-- Start Input for this task --

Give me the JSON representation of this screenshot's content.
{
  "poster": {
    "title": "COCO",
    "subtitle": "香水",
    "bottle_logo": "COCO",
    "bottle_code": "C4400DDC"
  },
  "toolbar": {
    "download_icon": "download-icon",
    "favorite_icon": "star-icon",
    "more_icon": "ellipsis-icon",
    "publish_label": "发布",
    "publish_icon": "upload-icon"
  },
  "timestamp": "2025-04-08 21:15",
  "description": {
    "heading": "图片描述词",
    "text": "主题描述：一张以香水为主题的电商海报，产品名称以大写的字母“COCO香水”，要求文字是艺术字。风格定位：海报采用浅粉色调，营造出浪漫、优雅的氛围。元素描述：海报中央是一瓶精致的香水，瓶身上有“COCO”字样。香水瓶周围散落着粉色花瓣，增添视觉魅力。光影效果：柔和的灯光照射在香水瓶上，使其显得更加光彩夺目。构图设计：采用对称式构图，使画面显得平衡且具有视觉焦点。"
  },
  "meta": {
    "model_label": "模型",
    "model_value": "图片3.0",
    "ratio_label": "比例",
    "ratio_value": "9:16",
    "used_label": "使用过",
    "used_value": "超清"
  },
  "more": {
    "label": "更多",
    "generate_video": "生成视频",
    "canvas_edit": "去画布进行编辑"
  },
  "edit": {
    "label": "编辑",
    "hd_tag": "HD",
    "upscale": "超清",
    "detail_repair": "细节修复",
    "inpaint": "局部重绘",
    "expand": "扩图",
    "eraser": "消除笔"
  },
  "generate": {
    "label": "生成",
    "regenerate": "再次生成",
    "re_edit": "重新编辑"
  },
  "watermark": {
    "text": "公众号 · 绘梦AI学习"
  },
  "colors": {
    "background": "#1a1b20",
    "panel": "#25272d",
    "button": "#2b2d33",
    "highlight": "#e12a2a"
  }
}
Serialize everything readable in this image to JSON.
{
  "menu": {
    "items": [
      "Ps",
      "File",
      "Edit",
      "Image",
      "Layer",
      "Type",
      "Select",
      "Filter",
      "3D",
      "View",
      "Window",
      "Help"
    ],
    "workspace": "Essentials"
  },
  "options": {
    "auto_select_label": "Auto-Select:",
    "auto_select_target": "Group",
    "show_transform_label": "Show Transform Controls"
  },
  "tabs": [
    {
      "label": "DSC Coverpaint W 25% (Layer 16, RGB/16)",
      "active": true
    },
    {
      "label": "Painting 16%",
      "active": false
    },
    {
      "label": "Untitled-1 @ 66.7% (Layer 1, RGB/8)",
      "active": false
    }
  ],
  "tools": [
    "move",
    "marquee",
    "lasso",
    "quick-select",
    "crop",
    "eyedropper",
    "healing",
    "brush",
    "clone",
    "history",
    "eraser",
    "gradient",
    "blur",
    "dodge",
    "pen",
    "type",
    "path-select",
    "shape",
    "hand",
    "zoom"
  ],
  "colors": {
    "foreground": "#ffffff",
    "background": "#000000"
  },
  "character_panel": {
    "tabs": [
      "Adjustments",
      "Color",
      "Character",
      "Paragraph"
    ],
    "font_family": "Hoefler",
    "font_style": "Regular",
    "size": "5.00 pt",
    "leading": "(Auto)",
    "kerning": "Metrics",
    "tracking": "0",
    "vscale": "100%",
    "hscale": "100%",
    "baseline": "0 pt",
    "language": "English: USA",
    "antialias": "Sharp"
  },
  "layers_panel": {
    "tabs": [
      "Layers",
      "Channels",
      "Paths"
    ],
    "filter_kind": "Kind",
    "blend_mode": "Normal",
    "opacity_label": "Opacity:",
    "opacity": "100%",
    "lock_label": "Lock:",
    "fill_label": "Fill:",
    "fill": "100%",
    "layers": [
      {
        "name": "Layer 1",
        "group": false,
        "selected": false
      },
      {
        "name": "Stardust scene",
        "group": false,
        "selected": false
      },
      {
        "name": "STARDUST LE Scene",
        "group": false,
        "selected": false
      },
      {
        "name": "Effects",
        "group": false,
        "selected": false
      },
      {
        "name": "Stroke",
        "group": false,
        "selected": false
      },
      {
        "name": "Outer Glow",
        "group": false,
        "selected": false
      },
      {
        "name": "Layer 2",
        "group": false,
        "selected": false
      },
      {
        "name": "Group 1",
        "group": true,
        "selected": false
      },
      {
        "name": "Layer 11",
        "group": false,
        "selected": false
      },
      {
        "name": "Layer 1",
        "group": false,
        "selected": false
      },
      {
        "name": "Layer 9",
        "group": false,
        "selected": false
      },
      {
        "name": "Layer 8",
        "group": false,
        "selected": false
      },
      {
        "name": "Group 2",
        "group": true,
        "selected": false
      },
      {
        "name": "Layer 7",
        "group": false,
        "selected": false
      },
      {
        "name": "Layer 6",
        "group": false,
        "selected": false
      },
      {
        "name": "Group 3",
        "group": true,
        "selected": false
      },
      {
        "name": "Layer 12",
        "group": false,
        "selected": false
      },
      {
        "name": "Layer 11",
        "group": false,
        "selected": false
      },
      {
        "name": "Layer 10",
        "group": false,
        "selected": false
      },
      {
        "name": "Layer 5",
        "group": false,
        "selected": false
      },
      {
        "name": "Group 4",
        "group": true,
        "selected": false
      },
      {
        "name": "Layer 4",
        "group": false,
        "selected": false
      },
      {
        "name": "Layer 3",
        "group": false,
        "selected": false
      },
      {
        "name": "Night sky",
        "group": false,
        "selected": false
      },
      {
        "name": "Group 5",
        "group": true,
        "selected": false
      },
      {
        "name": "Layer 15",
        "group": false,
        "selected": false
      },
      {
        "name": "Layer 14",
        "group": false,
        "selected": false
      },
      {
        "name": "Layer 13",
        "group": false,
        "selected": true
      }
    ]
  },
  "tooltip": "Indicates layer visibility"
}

-- End Input for this task --

**The problem**. Repeat every entry word for word.

**Response**.
Give me the JSON representation of this screenshot's content.
{
  "poster": {
    "title": "COCO",
    "subtitle": "香水",
    "bottle_logo": "COCO",
    "bottle_code": "C4400DDC"
  },
  "toolbar": {
    "download_icon": "download-icon",
    "favorite_icon": "star-icon",
    "more_icon": "ellipsis-icon",
    "publish_label": "发布",
    "publish_icon": "upload-icon"
  },
  "timestamp": "2025-04-08 21:15",
  "description": {
    "heading": "图片描述词",
    "text": "主题描述：一张以香水为主题的电商海报，产品名称以大写的字母“COCO香水”，要求文字是艺术字。风格定位：海报采用浅粉色调，营造出浪漫、优雅的氛围。元素描述：海报中央是一瓶精致的香水，瓶身上有“COCO”字样。香水瓶周围散落着粉色花瓣，增添视觉魅力。光影效果：柔和的灯光照射在香水瓶上，使其显得更加光彩夺目。构图设计：采用对称式构图，使画面显得平衡且具有视觉焦点。"
  },
  "meta": {
    "model_label": "模型",
    "model_value": "图片3.0",
    "ratio_label": "比例",
    "ratio_value": "9:16",
    "used_label": "使用过",
    "used_value": "超清"
  },
  "more": {
    "label": "更多",
    "generate_video": "生成视频",
    "canvas_edit": "去画布进行编辑"
  },
  "edit": {
    "label": "编辑",
    "hd_tag": "HD",
    "upscale": "超清",
    "detail_repair": "细节修复",
    "inpaint": "局部重绘",
    "expand": "扩图",
    "eraser": "消除笔"
  },
  "generate": {
    "label": "生成",
    "regenerate": "再次生成",
    "re_edit": "重新编辑"
  },
  "watermark": {
    "text": "公众号 · 绘梦AI学习"
  },
  "colors": {
    "background": "#1a1b20",
    "panel": "#25272d",
    "button": "#2b2d33",
    "highlight": "#e12a2a"
  }
}
Serialize everything readable in this image to JSON.
{
  "menu": {
    "items": [
      "Ps",
      "File",
      "Edit",
      "Image",
      "Layer",
      "Type",
      "Select",
      "Filter",
      "3D",
      "View",
      "Window",
      "Help"
    ],
    "workspace": "Essentials"
  },
  "options": {
    "auto_select_label": "Auto-Select:",
    "auto_select_target": "Group",
    "show_transform_label": "Show Transform Controls"
  },
  "tabs": [
    {
      "label": "DSC Coverpaint W 25% (Layer 16, RGB/16)",
      "active": true
    },
    {
      "label": "Painting 16%",
      "active": false
    },
    {
      "label": "Untitled-1 @ 66.7% (Layer 1, RGB/8)",
      "active": false
    }
  ],
  "tools": [
    "move",
    "marquee",
    "lasso",
    "quick-select",
    "crop",
    "eyedropper",
    "healing",
    "brush",
    "clone",
    "history",
    "eraser",
    "gradient",
    "blur",
    "dodge",
    "pen",
    "type",
    "path-select",
    "shape",
    "hand",
    "zoom"
  ],
  "colors": {
    "foreground": "#ffffff",
    "background": "#000000"
  },
  "character_panel": {
    "tabs": [
      "Adjustments",
      "Color",
      "Character",
      "Paragraph"
    ],
    "font_family": "Hoefler",
    "font_style": "Regular",
    "size": "5.00 pt",
    "leading": "(Auto)",
    "kerning": "Metrics",
    "tracking": "0",
    "vscale": "100%",
    "hscale": "100%",
    "baseline": "0 pt",
    "language": "English: USA",
    "antialias": "Sharp"
  },
  "layers_panel": {
    "tabs": [
      "Layers",
      "Channels",
      "Paths"
    ],
    "filter_kind": "Kind",
    "blend_mode": "Normal",
    "opacity_label": "Opacity:",
    "opacity": "100%",
    "lock_label": "Lock:",
    "fill_label": "Fill:",
    "fill": "100%",
    "layers": [
      {
        "name": "Layer 1",
        "group": false,
        "selected": false
      },
      {
        "name": "Stardust scene",
        "group": false,
        "selected": false
      },
      {
        "name": "STARDUST LE Scene",
        "group": false,
        "selected": false
      },
      {
        "name": "Effects",
        "group": false,
        "selected": false
      },
      {
        "name": "Stroke",
        "group": false,
        "selected": false
      },
      {
        "name": "Outer Glow",
        "group": false,
        "selected": false
      },
      {
        "name": "Layer 2",
        "group": false,
        "selected": false
      },
      {
        "name": "Group 1",
        "group": true,
        "selected": false
      },
      {
        "name": "Layer 11",
        "group": false,
        "selected": false
      },
      {
        "name": "Layer 1",
        "group": false,
        "selected": false
      },
      {
        "name": "Layer 9",
        "group": false,
        "selected": false
      },
      {
        "name": "Layer 8",
        "group": false,
        "selected": false
      },
      {
        "name": "Group 2",
        "group": true,
        "selected": false
      },
      {
        "name": "Layer 7",
        "group": false,
        "selected": false
      },
      {
        "name": "Layer 6",
        "group": false,
        "selected": false
      },
      {
        "name": "Group 3",
        "group": true,
        "selected": false
      },
      {
        "name": "Layer 12",
        "group": false,
        "selected": false
      },
      {
        "name": "Layer 11",
        "group": false,
        "selected": false
      },
      {
        "name": "Layer 10",
        "group": false,
        "selected": false
      },
      {
        "name": "Layer 5",
        "group": false,
        "selected": false
      },
      {
        "name": "Group 4",
        "group": true,
        "selected": false
      },
      {
        "name": "Layer 4",
        "group": false,
        "selected": false
      },
      {
        "name": "Layer 3",
        "group": false,
        "selected": false
      },
      {
        "name": "Night sky",
        "group": false,
        "selected": false
      },
      {
        "name": "Group 5",
        "group": true,
        "selected": false
      },
      {
        "name": "Layer 15",
        "group": false,
        "selected": false
      },
      {
        "name": "Layer 14",
        "group": false,
        "selected": false
      },
      {
        "name": "Layer 13",
        "group": false,
        "selected": true
      }
    ]
  },
  "tooltip": "Indicates layer visibility"
}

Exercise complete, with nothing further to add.